Collected data entries:

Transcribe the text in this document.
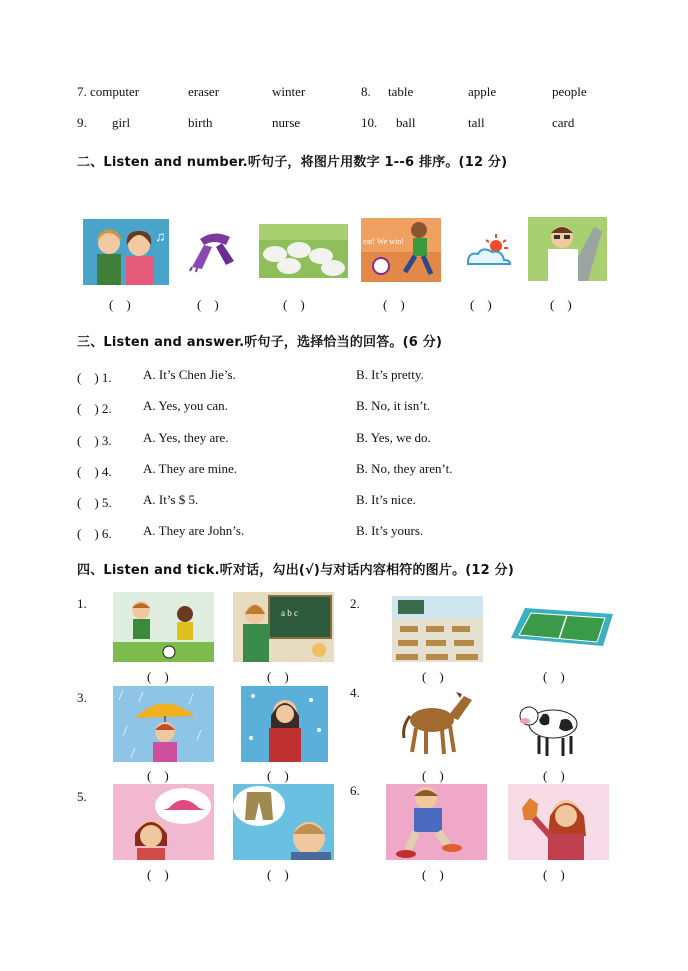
7. computer	eraser	winter	8. table	apple	people
9. girl	birth	nurse	10. ball	tall	card
二、Listen and number.听句子，将图片用数字 1--6 排序。(12 分)
♫	eat! We win!
(　)	(　)	(　)	(　)	(　)	(　)
三、Listen and answer.听句子，选择恰当的回答。(6 分)
(　) 1. A. It’s Chen Jie’s.	B. It’s pretty.
(　) 2. A. Yes, you can.	B. No, it isn’t.
(　) 3. A. Yes, they are.	B. Yes, we do.
(　) 4. A. They are mine.	B. No, they aren’t.
(　) 5. A. It’s $ 5.	B. It’s nice.
(　) 6. A. They are John’s.	B. It’s yours.
四、Listen and tick.听对话，勾出(√)与对话内容相符的图片。(12 分)
1.	2.
3.	4.
5.	6.
a b c
(　)	(　)	(　)	(　)
(　)	(　)	(　)	(　)
(　)	(　)	(　)	(　)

Given request: Please write out all the data again word for word, but not the pictures.

Completed exercise:
Transcribe the text in this document.
7. computer	eraser	winter	8. table	apple	people
9. girl	birth	nurse	10. ball	tall	card
二、Listen and number.听句子，将图片用数字 1--6 排序。(12 分)
♫	eat! We win!
(　)	(　)	(　)	(　)	(　)	(　)
三、Listen and answer.听句子，选择恰当的回答。(6 分)
(　) 1. A. It’s Chen Jie’s.	B. It’s pretty.
(　) 2. A. Yes, you can.	B. No, it isn’t.
(　) 3. A. Yes, they are.	B. Yes, we do.
(　) 4. A. They are mine.	B. No, they aren’t.
(　) 5. A. It’s $ 5.	B. It’s nice.
(　) 6. A. They are John’s.	B. It’s yours.
四、Listen and tick.听对话，勾出(√)与对话内容相符的图片。(12 分)
1.	2.
3.	4.
5.	6.
a b c
(　)	(　)	(　)	(　)
(　)	(　)	(　)	(　)
(　)	(　)	(　)	(　)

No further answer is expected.